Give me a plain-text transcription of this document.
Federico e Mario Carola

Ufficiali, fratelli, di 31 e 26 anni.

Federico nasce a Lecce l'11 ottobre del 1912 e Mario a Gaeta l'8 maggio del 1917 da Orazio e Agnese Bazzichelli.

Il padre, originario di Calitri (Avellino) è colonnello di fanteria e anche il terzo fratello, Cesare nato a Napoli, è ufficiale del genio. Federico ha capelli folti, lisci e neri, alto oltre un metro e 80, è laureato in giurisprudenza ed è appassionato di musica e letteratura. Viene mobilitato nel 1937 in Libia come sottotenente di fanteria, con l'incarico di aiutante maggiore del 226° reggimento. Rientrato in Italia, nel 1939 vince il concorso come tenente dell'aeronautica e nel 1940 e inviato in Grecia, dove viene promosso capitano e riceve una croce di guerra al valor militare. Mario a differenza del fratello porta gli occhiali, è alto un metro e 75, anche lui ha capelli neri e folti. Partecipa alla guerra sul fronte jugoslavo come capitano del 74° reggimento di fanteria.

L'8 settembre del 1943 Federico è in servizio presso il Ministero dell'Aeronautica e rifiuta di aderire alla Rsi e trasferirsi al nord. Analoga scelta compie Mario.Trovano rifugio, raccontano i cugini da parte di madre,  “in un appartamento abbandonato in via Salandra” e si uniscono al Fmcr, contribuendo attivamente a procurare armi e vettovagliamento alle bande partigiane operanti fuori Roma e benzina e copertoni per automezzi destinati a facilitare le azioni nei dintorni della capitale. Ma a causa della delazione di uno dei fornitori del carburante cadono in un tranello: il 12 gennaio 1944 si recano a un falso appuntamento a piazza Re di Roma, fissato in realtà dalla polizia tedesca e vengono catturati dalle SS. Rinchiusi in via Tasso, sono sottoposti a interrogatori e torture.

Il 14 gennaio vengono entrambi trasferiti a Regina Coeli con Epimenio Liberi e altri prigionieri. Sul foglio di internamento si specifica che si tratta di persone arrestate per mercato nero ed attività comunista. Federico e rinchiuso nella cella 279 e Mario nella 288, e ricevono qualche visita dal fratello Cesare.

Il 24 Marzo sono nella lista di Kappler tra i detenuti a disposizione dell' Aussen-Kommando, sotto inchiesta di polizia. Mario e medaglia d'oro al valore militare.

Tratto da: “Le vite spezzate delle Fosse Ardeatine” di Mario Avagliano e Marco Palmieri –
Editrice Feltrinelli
——————
# AIM OF THE TASK
Select, from the listing, all lines that include the word "nella".

# FINISHED TASK
Il 14 gennaio vengono entrambi trasferiti a Regina Coeli con Epimenio Liberi e altri prigionieri. Sul foglio di internamento si specifica che si tratta di persone arrestate per mercato nero ed attività comunista. Federico e rinchiuso nella cella 279 e Mario nella 288, e ricevono qualche visita dal fratello Cesare.
Il 24 Marzo sono nella lista di Kappler tra i detenuti a disposizione dell' Aussen-Kommando, sotto inchiesta di polizia. Mario e medaglia d'oro al valore militare.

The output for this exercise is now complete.